[To be done]
From the listing, collect all lines containing the word "title".

[Excerpts from a figure dataset]
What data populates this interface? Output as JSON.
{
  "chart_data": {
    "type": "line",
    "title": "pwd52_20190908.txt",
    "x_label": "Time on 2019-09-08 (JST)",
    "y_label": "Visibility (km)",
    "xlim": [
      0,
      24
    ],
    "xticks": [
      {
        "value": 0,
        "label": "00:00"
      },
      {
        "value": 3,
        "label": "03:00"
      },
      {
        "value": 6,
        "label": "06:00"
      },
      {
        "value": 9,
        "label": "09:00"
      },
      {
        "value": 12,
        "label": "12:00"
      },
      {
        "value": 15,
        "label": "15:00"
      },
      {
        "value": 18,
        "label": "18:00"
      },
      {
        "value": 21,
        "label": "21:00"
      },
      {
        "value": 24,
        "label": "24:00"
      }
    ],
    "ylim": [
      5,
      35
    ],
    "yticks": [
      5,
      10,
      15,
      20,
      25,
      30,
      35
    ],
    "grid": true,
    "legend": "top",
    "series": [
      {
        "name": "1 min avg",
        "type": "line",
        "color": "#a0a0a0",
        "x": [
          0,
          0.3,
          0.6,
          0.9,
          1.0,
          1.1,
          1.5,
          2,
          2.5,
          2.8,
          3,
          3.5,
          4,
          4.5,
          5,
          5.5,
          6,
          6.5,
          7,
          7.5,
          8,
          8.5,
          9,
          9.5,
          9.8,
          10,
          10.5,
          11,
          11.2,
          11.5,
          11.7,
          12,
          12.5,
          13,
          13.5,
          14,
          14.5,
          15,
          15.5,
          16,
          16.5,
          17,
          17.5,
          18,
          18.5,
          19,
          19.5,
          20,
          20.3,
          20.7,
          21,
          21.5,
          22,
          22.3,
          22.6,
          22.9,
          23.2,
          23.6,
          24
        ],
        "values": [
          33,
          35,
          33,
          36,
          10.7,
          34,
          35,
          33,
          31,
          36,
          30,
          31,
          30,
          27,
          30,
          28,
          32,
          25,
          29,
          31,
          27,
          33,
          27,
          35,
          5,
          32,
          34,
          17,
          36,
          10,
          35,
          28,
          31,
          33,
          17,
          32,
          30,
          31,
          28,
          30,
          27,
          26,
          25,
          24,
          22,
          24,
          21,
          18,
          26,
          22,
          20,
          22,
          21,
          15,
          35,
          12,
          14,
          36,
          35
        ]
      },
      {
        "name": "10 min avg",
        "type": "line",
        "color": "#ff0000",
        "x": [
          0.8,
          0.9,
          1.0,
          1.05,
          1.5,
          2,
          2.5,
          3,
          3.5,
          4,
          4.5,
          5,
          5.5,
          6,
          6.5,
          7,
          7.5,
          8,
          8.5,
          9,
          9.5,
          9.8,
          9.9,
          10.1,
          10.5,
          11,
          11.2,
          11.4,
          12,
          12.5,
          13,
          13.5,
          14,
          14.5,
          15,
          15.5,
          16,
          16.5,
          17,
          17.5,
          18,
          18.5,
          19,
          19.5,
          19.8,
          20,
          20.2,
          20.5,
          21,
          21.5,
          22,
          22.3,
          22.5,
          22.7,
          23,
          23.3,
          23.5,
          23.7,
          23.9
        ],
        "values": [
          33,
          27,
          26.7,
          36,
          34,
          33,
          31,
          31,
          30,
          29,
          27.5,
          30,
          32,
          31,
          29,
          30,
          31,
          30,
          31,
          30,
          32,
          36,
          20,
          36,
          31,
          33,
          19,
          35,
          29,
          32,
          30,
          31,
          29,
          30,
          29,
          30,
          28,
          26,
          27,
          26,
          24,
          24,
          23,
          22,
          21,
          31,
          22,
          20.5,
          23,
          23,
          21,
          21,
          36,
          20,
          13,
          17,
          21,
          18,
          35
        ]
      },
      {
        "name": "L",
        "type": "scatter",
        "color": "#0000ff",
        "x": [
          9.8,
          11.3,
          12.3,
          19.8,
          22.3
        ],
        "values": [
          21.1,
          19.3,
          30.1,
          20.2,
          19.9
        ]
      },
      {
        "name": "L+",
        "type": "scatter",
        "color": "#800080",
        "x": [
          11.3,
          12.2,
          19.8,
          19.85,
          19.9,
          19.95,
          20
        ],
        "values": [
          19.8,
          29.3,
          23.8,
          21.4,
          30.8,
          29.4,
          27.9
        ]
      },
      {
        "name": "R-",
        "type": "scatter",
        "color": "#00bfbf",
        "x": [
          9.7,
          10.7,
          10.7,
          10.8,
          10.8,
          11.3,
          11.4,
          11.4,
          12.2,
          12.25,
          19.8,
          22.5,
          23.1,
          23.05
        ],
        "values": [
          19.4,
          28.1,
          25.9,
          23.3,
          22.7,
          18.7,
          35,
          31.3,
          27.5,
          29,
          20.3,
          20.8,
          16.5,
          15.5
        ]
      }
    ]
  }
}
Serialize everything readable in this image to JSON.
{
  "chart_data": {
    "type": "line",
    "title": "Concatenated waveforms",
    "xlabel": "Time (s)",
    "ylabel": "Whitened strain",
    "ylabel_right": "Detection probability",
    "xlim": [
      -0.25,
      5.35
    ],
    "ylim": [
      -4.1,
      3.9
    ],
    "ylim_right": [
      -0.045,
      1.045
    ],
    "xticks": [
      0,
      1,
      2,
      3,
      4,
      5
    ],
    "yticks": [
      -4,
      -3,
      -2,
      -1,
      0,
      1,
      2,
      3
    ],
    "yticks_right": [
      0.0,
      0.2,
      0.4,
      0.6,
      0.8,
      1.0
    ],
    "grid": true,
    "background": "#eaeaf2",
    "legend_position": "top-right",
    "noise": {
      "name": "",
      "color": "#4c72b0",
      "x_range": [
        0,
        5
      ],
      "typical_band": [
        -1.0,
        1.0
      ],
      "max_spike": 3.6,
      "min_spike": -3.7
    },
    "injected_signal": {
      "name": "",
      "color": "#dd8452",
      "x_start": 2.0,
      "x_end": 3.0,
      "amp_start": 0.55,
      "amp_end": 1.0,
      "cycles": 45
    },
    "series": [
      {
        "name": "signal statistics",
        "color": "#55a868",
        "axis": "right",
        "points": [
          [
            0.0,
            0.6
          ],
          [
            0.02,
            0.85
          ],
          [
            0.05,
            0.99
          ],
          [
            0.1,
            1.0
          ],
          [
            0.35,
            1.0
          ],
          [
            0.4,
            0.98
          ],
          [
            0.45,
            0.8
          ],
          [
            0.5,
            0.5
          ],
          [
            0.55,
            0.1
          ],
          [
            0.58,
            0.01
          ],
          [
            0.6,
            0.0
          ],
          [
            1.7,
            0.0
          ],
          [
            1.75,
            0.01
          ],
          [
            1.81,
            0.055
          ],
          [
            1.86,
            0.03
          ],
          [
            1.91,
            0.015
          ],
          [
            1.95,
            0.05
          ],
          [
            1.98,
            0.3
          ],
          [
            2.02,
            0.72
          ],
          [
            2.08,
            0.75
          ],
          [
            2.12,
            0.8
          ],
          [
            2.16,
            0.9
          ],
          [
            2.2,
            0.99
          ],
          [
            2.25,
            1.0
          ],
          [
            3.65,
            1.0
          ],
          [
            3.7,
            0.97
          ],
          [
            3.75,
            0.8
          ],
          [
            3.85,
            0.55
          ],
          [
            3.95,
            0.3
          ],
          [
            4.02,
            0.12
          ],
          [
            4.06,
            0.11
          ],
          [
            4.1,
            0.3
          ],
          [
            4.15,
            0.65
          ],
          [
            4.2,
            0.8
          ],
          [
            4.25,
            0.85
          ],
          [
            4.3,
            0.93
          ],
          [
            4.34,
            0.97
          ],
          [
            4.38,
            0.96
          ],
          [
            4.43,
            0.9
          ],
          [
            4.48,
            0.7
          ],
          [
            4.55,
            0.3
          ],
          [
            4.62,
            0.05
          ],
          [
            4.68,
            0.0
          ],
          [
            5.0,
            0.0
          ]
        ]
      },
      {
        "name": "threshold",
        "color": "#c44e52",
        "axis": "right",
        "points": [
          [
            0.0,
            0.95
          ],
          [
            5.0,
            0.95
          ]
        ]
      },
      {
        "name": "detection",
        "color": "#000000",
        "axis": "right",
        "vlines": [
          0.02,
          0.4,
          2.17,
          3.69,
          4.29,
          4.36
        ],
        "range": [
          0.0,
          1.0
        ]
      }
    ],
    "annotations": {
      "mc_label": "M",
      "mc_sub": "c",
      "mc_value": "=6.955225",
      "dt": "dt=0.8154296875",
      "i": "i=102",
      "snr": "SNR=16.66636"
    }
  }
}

[Answer]
    "title": "pwd52_20190908.txt",
    "title": "Concatenated waveforms",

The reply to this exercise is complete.